===== Stored rows =====

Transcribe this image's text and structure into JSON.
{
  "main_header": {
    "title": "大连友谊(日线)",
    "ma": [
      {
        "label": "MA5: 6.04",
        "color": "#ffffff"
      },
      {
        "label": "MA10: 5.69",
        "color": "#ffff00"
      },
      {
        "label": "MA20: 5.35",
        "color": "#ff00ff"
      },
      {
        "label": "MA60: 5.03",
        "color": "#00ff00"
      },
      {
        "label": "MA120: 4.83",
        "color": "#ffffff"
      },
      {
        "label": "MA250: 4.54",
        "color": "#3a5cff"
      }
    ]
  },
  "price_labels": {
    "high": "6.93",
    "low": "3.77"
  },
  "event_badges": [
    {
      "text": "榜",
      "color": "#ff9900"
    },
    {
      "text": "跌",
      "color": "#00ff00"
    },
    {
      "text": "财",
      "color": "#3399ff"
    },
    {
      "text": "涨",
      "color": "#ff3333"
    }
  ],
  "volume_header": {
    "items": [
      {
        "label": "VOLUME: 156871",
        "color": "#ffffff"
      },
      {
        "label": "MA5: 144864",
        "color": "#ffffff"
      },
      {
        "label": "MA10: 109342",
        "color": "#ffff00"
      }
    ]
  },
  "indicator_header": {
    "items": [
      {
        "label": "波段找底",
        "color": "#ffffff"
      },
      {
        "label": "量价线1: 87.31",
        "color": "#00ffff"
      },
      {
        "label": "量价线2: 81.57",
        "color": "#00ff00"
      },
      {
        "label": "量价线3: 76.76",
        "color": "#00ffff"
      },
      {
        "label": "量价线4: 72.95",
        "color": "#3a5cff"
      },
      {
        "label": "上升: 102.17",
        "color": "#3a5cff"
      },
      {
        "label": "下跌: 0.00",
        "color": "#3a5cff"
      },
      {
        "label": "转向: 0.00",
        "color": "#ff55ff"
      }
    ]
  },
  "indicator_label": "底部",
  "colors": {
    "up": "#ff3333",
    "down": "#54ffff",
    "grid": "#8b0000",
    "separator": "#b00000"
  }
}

=====

* [Task]
Reproduce the records above exactly.

* [Result for this exercise]
Transcribe this image's text and structure into JSON.
{
  "main_header": {
    "title": "大连友谊(日线)",
    "ma": [
      {
        "label": "MA5: 6.04",
        "color": "#ffffff"
      },
      {
        "label": "MA10: 5.69",
        "color": "#ffff00"
      },
      {
        "label": "MA20: 5.35",
        "color": "#ff00ff"
      },
      {
        "label": "MA60: 5.03",
        "color": "#00ff00"
      },
      {
        "label": "MA120: 4.83",
        "color": "#ffffff"
      },
      {
        "label": "MA250: 4.54",
        "color": "#3a5cff"
      }
    ]
  },
  "price_labels": {
    "high": "6.93",
    "low": "3.77"
  },
  "event_badges": [
    {
      "text": "榜",
      "color": "#ff9900"
    },
    {
      "text": "跌",
      "color": "#00ff00"
    },
    {
      "text": "财",
      "color": "#3399ff"
    },
    {
      "text": "涨",
      "color": "#ff3333"
    }
  ],
  "volume_header": {
    "items": [
      {
        "label": "VOLUME: 156871",
        "color": "#ffffff"
      },
      {
        "label": "MA5: 144864",
        "color": "#ffffff"
      },
      {
        "label": "MA10: 109342",
        "color": "#ffff00"
      }
    ]
  },
  "indicator_header": {
    "items": [
      {
        "label": "波段找底",
        "color": "#ffffff"
      },
      {
        "label": "量价线1: 87.31",
        "color": "#00ffff"
      },
      {
        "label": "量价线2: 81.57",
        "color": "#00ff00"
      },
      {
        "label": "量价线3: 76.76",
        "color": "#00ffff"
      },
      {
        "label": "量价线4: 72.95",
        "color": "#3a5cff"
      },
      {
        "label": "上升: 102.17",
        "color": "#3a5cff"
      },
      {
        "label": "下跌: 0.00",
        "color": "#3a5cff"
      },
      {
        "label": "转向: 0.00",
        "color": "#ff55ff"
      }
    ]
  },
  "indicator_label": "底部",
  "colors": {
    "up": "#ff3333",
    "down": "#54ffff",
    "grid": "#8b0000",
    "separator": "#b00000"
  }
}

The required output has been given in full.